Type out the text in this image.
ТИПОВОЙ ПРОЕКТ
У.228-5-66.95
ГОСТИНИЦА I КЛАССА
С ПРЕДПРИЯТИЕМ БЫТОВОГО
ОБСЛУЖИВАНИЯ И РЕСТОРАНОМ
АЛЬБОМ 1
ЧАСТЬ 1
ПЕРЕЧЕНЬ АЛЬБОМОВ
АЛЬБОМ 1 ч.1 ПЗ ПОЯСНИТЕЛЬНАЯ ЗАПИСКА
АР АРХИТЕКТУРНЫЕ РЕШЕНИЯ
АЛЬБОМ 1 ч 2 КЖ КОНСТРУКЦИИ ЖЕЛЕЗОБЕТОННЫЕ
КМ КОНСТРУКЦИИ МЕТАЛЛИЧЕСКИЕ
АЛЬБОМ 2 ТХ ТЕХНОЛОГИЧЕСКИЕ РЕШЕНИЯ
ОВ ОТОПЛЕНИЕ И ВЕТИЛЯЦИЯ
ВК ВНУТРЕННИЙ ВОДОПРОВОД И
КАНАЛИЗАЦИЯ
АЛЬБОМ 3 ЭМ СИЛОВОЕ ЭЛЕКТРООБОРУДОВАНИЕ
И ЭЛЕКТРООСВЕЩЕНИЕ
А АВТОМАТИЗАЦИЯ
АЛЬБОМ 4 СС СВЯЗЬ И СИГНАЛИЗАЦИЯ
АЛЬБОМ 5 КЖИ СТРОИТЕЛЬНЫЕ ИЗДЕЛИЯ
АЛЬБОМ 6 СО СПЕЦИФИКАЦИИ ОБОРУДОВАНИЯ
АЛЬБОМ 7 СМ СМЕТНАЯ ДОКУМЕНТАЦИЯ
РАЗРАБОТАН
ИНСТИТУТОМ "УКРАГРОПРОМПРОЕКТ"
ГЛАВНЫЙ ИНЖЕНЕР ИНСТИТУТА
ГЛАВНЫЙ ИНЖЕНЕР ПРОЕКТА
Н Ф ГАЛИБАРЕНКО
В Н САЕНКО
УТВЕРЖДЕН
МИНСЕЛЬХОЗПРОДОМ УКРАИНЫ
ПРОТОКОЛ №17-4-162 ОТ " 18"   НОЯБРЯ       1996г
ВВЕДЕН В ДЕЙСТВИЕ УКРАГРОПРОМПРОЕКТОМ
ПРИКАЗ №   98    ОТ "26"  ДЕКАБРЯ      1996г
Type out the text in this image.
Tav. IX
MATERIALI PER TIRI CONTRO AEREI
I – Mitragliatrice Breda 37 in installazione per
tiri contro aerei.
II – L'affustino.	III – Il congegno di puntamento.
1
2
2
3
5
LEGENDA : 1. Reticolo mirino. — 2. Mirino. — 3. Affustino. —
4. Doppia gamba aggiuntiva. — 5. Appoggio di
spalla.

===============

- [To do] Show every line in the records above that contains the word "ИНЖЕНЕР".

- [Full answer]
ГЛАВНЫЙ ИНЖЕНЕР ИНСТИТУТА
ГЛАВНЫЙ ИНЖЕНЕР ПРОЕКТА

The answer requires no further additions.